■ 任务要求
请将下列全部记录中的“divider”改为“separator”，其余内容一律不变，答案中不要包含图片。

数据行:
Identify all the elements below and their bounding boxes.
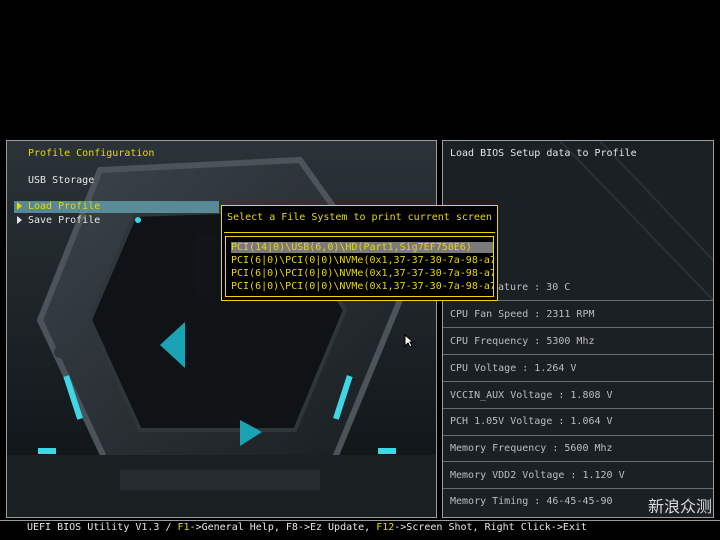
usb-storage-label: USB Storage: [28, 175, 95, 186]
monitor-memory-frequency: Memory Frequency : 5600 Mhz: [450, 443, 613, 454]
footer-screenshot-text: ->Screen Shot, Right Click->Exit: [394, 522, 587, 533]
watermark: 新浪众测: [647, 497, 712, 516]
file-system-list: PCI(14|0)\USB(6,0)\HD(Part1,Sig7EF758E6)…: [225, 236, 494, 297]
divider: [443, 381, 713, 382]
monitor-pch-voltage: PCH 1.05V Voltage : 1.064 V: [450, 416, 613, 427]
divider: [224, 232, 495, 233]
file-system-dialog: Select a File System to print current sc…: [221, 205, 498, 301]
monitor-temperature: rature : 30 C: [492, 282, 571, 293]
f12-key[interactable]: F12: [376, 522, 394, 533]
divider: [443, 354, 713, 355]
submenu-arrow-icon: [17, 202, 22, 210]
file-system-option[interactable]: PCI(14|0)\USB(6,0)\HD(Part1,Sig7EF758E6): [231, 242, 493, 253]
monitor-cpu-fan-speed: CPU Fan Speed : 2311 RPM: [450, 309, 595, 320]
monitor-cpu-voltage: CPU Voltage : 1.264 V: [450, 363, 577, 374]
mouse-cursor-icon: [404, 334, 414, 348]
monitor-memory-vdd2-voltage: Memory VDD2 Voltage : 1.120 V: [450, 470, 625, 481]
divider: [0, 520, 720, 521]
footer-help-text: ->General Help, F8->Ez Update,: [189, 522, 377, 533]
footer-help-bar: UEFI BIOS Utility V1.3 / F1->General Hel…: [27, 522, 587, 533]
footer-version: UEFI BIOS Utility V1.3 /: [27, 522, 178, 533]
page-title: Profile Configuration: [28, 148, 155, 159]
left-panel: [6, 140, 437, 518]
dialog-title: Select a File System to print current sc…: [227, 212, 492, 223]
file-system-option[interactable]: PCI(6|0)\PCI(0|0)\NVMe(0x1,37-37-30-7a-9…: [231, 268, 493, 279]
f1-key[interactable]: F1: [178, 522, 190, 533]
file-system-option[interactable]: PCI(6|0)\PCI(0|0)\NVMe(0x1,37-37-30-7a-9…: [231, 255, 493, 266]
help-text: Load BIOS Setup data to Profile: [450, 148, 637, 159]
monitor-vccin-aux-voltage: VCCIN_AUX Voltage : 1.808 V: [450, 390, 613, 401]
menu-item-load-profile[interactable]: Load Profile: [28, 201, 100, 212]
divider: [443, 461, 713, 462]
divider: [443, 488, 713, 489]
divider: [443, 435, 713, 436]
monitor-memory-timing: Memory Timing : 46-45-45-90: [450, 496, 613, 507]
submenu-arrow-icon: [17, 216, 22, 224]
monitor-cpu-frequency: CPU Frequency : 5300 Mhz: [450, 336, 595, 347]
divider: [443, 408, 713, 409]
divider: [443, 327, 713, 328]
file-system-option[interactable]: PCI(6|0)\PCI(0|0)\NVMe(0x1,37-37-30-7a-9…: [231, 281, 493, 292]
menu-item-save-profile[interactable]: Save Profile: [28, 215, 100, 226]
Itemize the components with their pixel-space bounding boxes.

■ 完整输出
Identify all the elements below and their bounding boxes.
usb-storage-label: USB Storage: [28, 175, 95, 186]
monitor-memory-frequency: Memory Frequency : 5600 Mhz: [450, 443, 613, 454]
footer-screenshot-text: ->Screen Shot, Right Click->Exit: [394, 522, 587, 533]
watermark: 新浪众测: [647, 497, 712, 516]
file-system-list: PCI(14|0)\USB(6,0)\HD(Part1,Sig7EF758E6)…: [225, 236, 494, 297]
separator: [443, 381, 713, 382]
monitor-pch-voltage: PCH 1.05V Voltage : 1.064 V: [450, 416, 613, 427]
separator: [224, 232, 495, 233]
file-system-dialog: Select a File System to print current sc…: [221, 205, 498, 301]
monitor-temperature: rature : 30 C: [492, 282, 571, 293]
f12-key[interactable]: F12: [376, 522, 394, 533]
separator: [443, 354, 713, 355]
submenu-arrow-icon: [17, 202, 22, 210]
file-system-option[interactable]: PCI(14|0)\USB(6,0)\HD(Part1,Sig7EF758E6): [231, 242, 493, 253]
monitor-cpu-fan-speed: CPU Fan Speed : 2311 RPM: [450, 309, 595, 320]
monitor-cpu-voltage: CPU Voltage : 1.264 V: [450, 363, 577, 374]
mouse-cursor-icon: [404, 334, 414, 348]
monitor-memory-vdd2-voltage: Memory VDD2 Voltage : 1.120 V: [450, 470, 625, 481]
separator: [0, 520, 720, 521]
footer-help-text: ->General Help, F8->Ez Update,: [189, 522, 377, 533]
footer-help-bar: UEFI BIOS Utility V1.3 / F1->General Hel…: [27, 522, 587, 533]
footer-version: UEFI BIOS Utility V1.3 /: [27, 522, 178, 533]
page-title: Profile Configuration: [28, 148, 155, 159]
left-panel: [6, 140, 437, 518]
dialog-title: Select a File System to print current sc…: [227, 212, 492, 223]
file-system-option[interactable]: PCI(6|0)\PCI(0|0)\NVMe(0x1,37-37-30-7a-9…: [231, 268, 493, 279]
f1-key[interactable]: F1: [178, 522, 190, 533]
file-system-option[interactable]: PCI(6|0)\PCI(0|0)\NVMe(0x1,37-37-30-7a-9…: [231, 255, 493, 266]
help-text: Load BIOS Setup data to Profile: [450, 148, 637, 159]
monitor-vccin-aux-voltage: VCCIN_AUX Voltage : 1.808 V: [450, 390, 613, 401]
menu-item-load-profile[interactable]: Load Profile: [28, 201, 100, 212]
separator: [443, 461, 713, 462]
separator: [443, 488, 713, 489]
separator: [443, 435, 713, 436]
monitor-memory-timing: Memory Timing : 46-45-45-90: [450, 496, 613, 507]
submenu-arrow-icon: [17, 216, 22, 224]
monitor-cpu-frequency: CPU Frequency : 5300 Mhz: [450, 336, 595, 347]
separator: [443, 408, 713, 409]
separator: [443, 327, 713, 328]
file-system-option[interactable]: PCI(6|0)\PCI(0|0)\NVMe(0x1,37-37-30-7a-9…: [231, 281, 493, 292]
menu-item-save-profile[interactable]: Save Profile: [28, 215, 100, 226]
Itemize the components with their pixel-space bounding boxes.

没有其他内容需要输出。